Directions:
Find each line containing the string "xlabel". Copy it.

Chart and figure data
┄┄┄┄┄┄┄┄┄┄┄┄┄┄┄┄┄┄┄┄

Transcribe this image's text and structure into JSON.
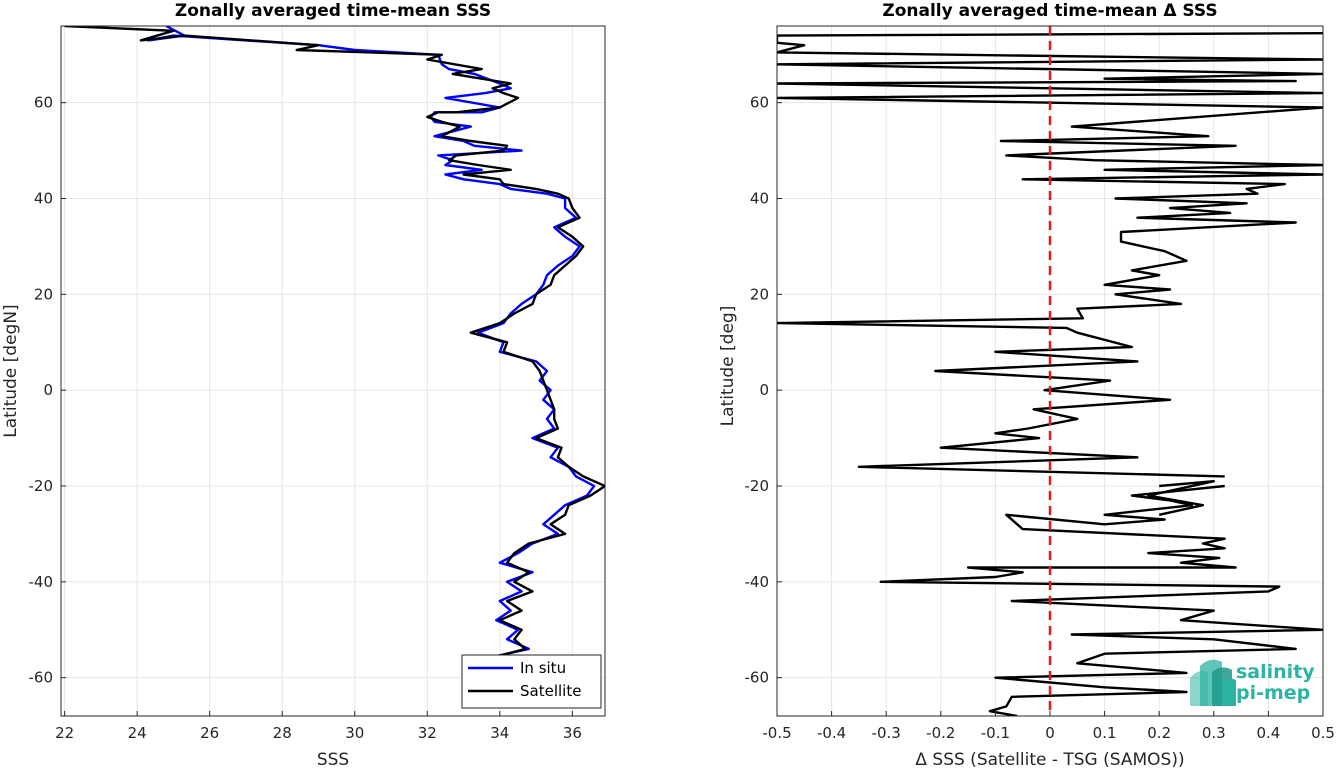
{
  "colors": {
    "insitu": "#0000ff",
    "satellite": "#000000",
    "zero_line": "#e31a1c",
    "logo": "#2bb3a3"
  },
  "logo": {
    "line1": "salinity",
    "line2": "pi-mep"
  },
  "chart_data": [
    {
      "type": "line",
      "title": "Zonally averaged time-mean SSS",
      "xlabel": "SSS",
      "ylabel": "Latitude [degN]",
      "xlim": [
        21.9,
        36.9
      ],
      "ylim": [
        -68,
        76
      ],
      "xticks": [
        22,
        24,
        26,
        28,
        30,
        32,
        34,
        36
      ],
      "yticks": [
        -60,
        -40,
        -20,
        0,
        20,
        40,
        60
      ],
      "grid": true,
      "legend_position": "bottom-right",
      "series": [
        {
          "name": "In situ",
          "color": "#0000ff",
          "x": [
            24.8,
            25.3,
            24.3,
            25.0,
            29.0,
            30.0,
            32.3,
            32.4,
            32.6,
            33.3,
            34.0,
            34.3,
            33.6,
            32.5,
            34.0,
            33.5,
            32.2,
            32.1,
            32.2,
            33.2,
            32.2,
            33.0,
            33.3,
            34.6,
            32.3,
            32.7,
            32.5,
            33.5,
            32.5,
            33.0,
            34.0,
            34.3,
            35.3,
            35.8,
            35.8,
            36.1,
            35.5,
            35.8,
            36.2,
            36.0,
            35.6,
            35.3,
            35.2,
            35.0,
            34.6,
            34.3,
            34.1,
            33.4,
            34.1,
            34.0,
            35.0,
            35.3,
            35.1,
            35.4,
            35.2,
            35.5,
            35.3,
            35.5,
            34.9,
            35.6,
            35.4,
            35.9,
            36.1,
            36.6,
            36.4,
            35.8,
            35.5,
            35.2,
            35.6,
            34.9,
            34.5,
            34.0,
            34.9,
            34.2,
            34.6,
            34.0,
            34.3,
            33.9,
            34.5,
            34.2,
            34.8,
            33.6,
            33.4,
            33.7
          ],
          "y": [
            76,
            74,
            73,
            74,
            72,
            71,
            70,
            68,
            67,
            66,
            64,
            63,
            62,
            61,
            59,
            58,
            58,
            57,
            56,
            55,
            53,
            52,
            51,
            50,
            49,
            48,
            47,
            46,
            45,
            44,
            43,
            42,
            41,
            40,
            38,
            36,
            34,
            32,
            30,
            28,
            26,
            24,
            22,
            20,
            18,
            16,
            14,
            12,
            10,
            8,
            6,
            4,
            2,
            0,
            -2,
            -4,
            -6,
            -8,
            -10,
            -12,
            -14,
            -16,
            -18,
            -20,
            -22,
            -24,
            -26,
            -28,
            -30,
            -32,
            -34,
            -36,
            -38,
            -40,
            -42,
            -44,
            -46,
            -48,
            -50,
            -52,
            -54,
            -56,
            -58,
            -60
          ]
        },
        {
          "name": "Satellite",
          "color": "#000000",
          "x": [
            22.0,
            25.0,
            24.1,
            25.3,
            29.0,
            28.4,
            32.4,
            32.0,
            33.5,
            32.7,
            34.3,
            33.8,
            34.1,
            34.5,
            34.0,
            32.8,
            32.3,
            32.0,
            32.4,
            32.9,
            32.4,
            33.2,
            34.2,
            34.1,
            32.8,
            32.6,
            33.4,
            34.3,
            33.0,
            34.0,
            34.1,
            35.0,
            35.6,
            35.9,
            36.0,
            36.2,
            35.6,
            36.0,
            36.3,
            36.1,
            35.8,
            35.5,
            35.4,
            35.0,
            34.9,
            34.4,
            34.0,
            33.2,
            34.2,
            34.1,
            34.9,
            35.1,
            35.2,
            35.3,
            35.4,
            35.5,
            35.5,
            35.6,
            35.0,
            35.7,
            35.6,
            35.9,
            36.3,
            36.9,
            36.5,
            35.9,
            35.8,
            35.4,
            35.8,
            34.8,
            34.4,
            34.2,
            34.8,
            34.4,
            34.9,
            34.2,
            34.6,
            34.0,
            34.6,
            34.4,
            34.7,
            33.7,
            33.5,
            33.8
          ],
          "y": [
            76,
            75,
            73,
            74,
            72,
            71,
            70,
            69,
            67,
            66,
            64,
            63,
            62,
            61,
            59,
            58,
            58,
            57,
            56,
            55,
            53,
            52,
            51,
            50,
            49,
            48,
            47,
            46,
            45,
            44,
            43,
            42,
            41,
            40,
            38,
            36,
            34,
            32,
            30,
            28,
            26,
            24,
            22,
            20,
            18,
            16,
            14,
            12,
            10,
            8,
            6,
            4,
            2,
            0,
            -2,
            -4,
            -6,
            -8,
            -10,
            -12,
            -14,
            -16,
            -18,
            -20,
            -22,
            -24,
            -26,
            -28,
            -30,
            -32,
            -34,
            -36,
            -38,
            -40,
            -42,
            -44,
            -46,
            -48,
            -50,
            -52,
            -54,
            -56,
            -58,
            -60
          ]
        }
      ]
    },
    {
      "type": "line",
      "title": "Zonally averaged time-mean Δ SSS",
      "xlabel": "Δ SSS (Satellite - TSG (SAMOS))",
      "ylabel": "Latitude [deg]",
      "xlim": [
        -0.5,
        0.5
      ],
      "ylim": [
        -68,
        76
      ],
      "xticks": [
        -0.5,
        -0.4,
        -0.3,
        -0.2,
        -0.1,
        0,
        0.1,
        0.2,
        0.3,
        0.4,
        0.5
      ],
      "xtick_labels": [
        "-0.5",
        "-0.4",
        "-0.3",
        "-0.2",
        "-0.1",
        "0",
        "0.1",
        "0.2",
        "0.3",
        "0.4",
        "0.5"
      ],
      "yticks": [
        -60,
        -40,
        -20,
        0,
        20,
        40,
        60
      ],
      "grid": true,
      "zero_line": {
        "x": 0,
        "style": "dashed",
        "color": "#e31a1c"
      },
      "series": [
        {
          "color": "#000000",
          "x": [
            0.5,
            -0.5,
            -0.5,
            -0.45,
            -0.5,
            0.5,
            -0.5,
            0.5,
            0.1,
            0.45,
            -0.5,
            0.5,
            -0.5,
            0.5,
            0.04,
            0.29,
            -0.09,
            0.34,
            -0.08,
            0.08,
            0.5,
            0.1,
            0.5,
            -0.05,
            0.43,
            0.36,
            0.38,
            0.12,
            0.36,
            0.22,
            0.33,
            0.16,
            0.45,
            0.13,
            0.13,
            0.21,
            0.25,
            0.15,
            0.2,
            0.1,
            0.22,
            0.12,
            0.24,
            0.05,
            0.06,
            -0.5,
            0.03,
            0.05,
            0.15,
            -0.1,
            0.16,
            -0.21,
            0.11,
            -0.01,
            0.22,
            -0.03,
            0.05,
            -0.04,
            -0.1,
            -0.02,
            -0.2,
            0.16,
            -0.35,
            0.32
          ],
          "y": [
            74.5,
            74,
            72.5,
            72,
            70.5,
            69,
            68,
            66,
            65,
            64.5,
            64,
            62,
            61,
            59,
            55,
            53,
            52,
            51,
            49,
            48,
            47,
            46,
            45,
            44,
            43,
            42,
            41,
            40,
            39,
            38,
            37,
            36,
            35,
            33,
            31,
            29,
            27,
            25,
            24,
            22,
            21,
            20,
            18,
            17,
            15,
            14,
            13,
            12,
            9,
            8,
            6,
            4,
            2,
            0,
            -2,
            -4,
            -6,
            -8,
            -9,
            -10,
            -12,
            -14,
            -16,
            -18
          ]
        },
        {
          "color": "#000000",
          "x": [
            0.32,
            0.15,
            0.22,
            0.26,
            0.1,
            0.21,
            0.1,
            -0.08,
            -0.05,
            0.32,
            0.28,
            0.32,
            0.18,
            0.31,
            0.24,
            0.34,
            -0.15,
            -0.05,
            -0.1,
            -0.31,
            0.42,
            0.4,
            -0.07,
            0.3,
            0.24,
            0.5,
            0.04,
            0.3,
            0.45,
            0.1,
            0.05,
            0.15,
            0.25,
            -0.1,
            0.1,
            0.25,
            -0.07,
            -0.08,
            -0.11,
            -0.06
          ],
          "y": [
            -20,
            -22,
            -23,
            -24,
            -26,
            -27,
            -28,
            -26,
            -29,
            -31,
            -32,
            -33,
            -34,
            -35,
            -36,
            -37,
            -37,
            -38,
            -39,
            -40,
            -41,
            -42,
            -44,
            -46,
            -48,
            -50,
            -51,
            -52,
            -54,
            -55,
            -57,
            -58,
            -59,
            -60,
            -62,
            -63,
            -64,
            -66,
            -67,
            -68
          ]
        },
        {
          "color": "#000000",
          "x": [
            0.2,
            0.3,
            0.22,
            0.18,
            0.28,
            0.2
          ],
          "y": [
            -20,
            -19,
            -21,
            -22,
            -24,
            -26
          ]
        }
      ]
    }
  ]
}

┄┄┄┄┄┄┄┄┄┄┄┄┄┄┄┄┄┄┄┄

Response below:
      "xlabel": "SSS",
      "xlabel": "Δ SSS (Satellite - TSG (SAMOS))",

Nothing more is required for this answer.